**Do this:**
Copy out all the lines exactly. Omit pictures.

**Task input:**
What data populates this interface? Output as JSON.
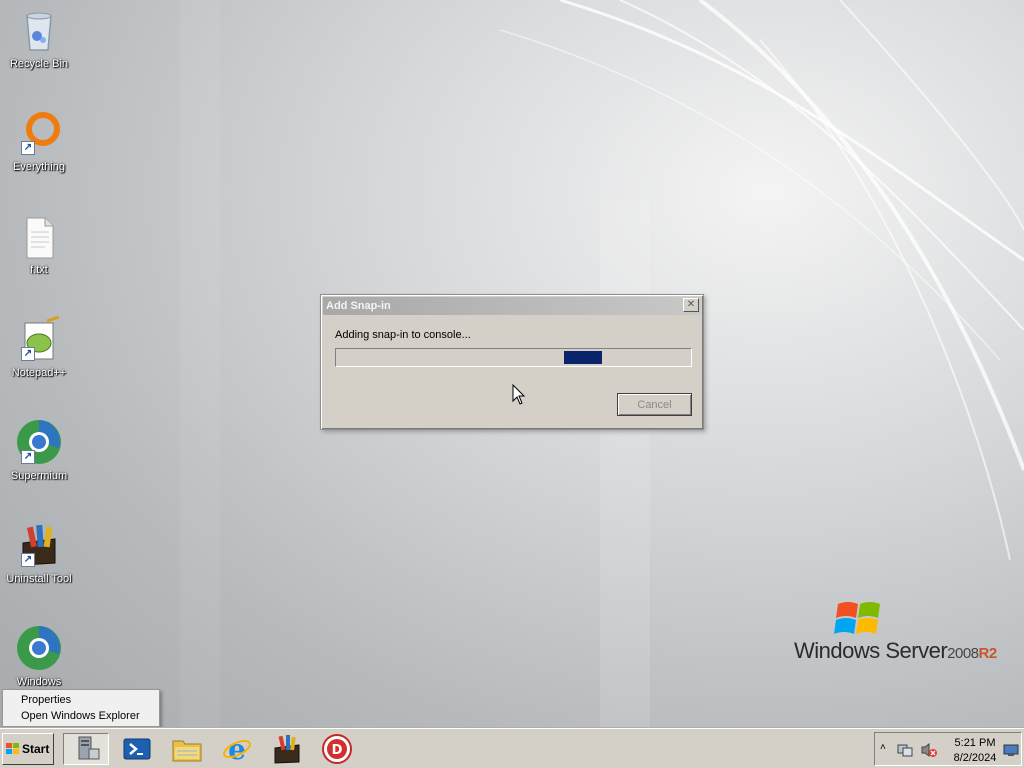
{
  "desktop": {
    "icons": [
      {
        "label": "Recycle Bin",
        "icon": "recycle-bin-icon"
      },
      {
        "label": "Everything",
        "icon": "everything-search-icon"
      },
      {
        "label": "f.txt",
        "icon": "text-file-icon"
      },
      {
        "label": "Notepad++",
        "icon": "notepad-plus-plus-icon"
      },
      {
        "label": "Supermium",
        "icon": "supermium-browser-icon"
      },
      {
        "label": "Uninstall Tool",
        "icon": "uninstall-tool-icon"
      },
      {
        "label": "Windows",
        "icon": "supermium-browser-icon"
      }
    ],
    "logo": {
      "brand": "Windows Server",
      "version": "2008",
      "edition": "R2"
    }
  },
  "dialog": {
    "title": "Add Snap-in",
    "close_label": "✕",
    "message": "Adding snap-in to console...",
    "cancel_label": "Cancel",
    "progress_chunk_position": 0.72,
    "progress_color": "#0a246a"
  },
  "context_menu": {
    "items": [
      {
        "label": "Properties"
      },
      {
        "label": "Open Windows Explorer"
      }
    ]
  },
  "taskbar": {
    "start_label": "Start",
    "pinned": [
      {
        "icon": "server-manager-icon",
        "active": true
      },
      {
        "icon": "powershell-icon"
      },
      {
        "icon": "windows-explorer-icon"
      },
      {
        "icon": "internet-explorer-icon"
      },
      {
        "icon": "uninstall-tool-icon"
      },
      {
        "icon": "red-d-app-icon"
      }
    ],
    "tray": {
      "chevron": "˄",
      "time": "5:21 PM",
      "date": "8/2/2024"
    }
  }
}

**Solution for this task:**
What data populates this interface? Output as JSON.
{
  "desktop": {
    "icons": [
      {
        "label": "Recycle Bin",
        "icon": "recycle-bin-icon"
      },
      {
        "label": "Everything",
        "icon": "everything-search-icon"
      },
      {
        "label": "f.txt",
        "icon": "text-file-icon"
      },
      {
        "label": "Notepad++",
        "icon": "notepad-plus-plus-icon"
      },
      {
        "label": "Supermium",
        "icon": "supermium-browser-icon"
      },
      {
        "label": "Uninstall Tool",
        "icon": "uninstall-tool-icon"
      },
      {
        "label": "Windows",
        "icon": "supermium-browser-icon"
      }
    ],
    "logo": {
      "brand": "Windows Server",
      "version": "2008",
      "edition": "R2"
    }
  },
  "dialog": {
    "title": "Add Snap-in",
    "close_label": "✕",
    "message": "Adding snap-in to console...",
    "cancel_label": "Cancel",
    "progress_chunk_position": 0.72,
    "progress_color": "#0a246a"
  },
  "context_menu": {
    "items": [
      {
        "label": "Properties"
      },
      {
        "label": "Open Windows Explorer"
      }
    ]
  },
  "taskbar": {
    "start_label": "Start",
    "pinned": [
      {
        "icon": "server-manager-icon",
        "active": true
      },
      {
        "icon": "powershell-icon"
      },
      {
        "icon": "windows-explorer-icon"
      },
      {
        "icon": "internet-explorer-icon"
      },
      {
        "icon": "uninstall-tool-icon"
      },
      {
        "icon": "red-d-app-icon"
      }
    ],
    "tray": {
      "chevron": "˄",
      "time": "5:21 PM",
      "date": "8/2/2024"
    }
  }
}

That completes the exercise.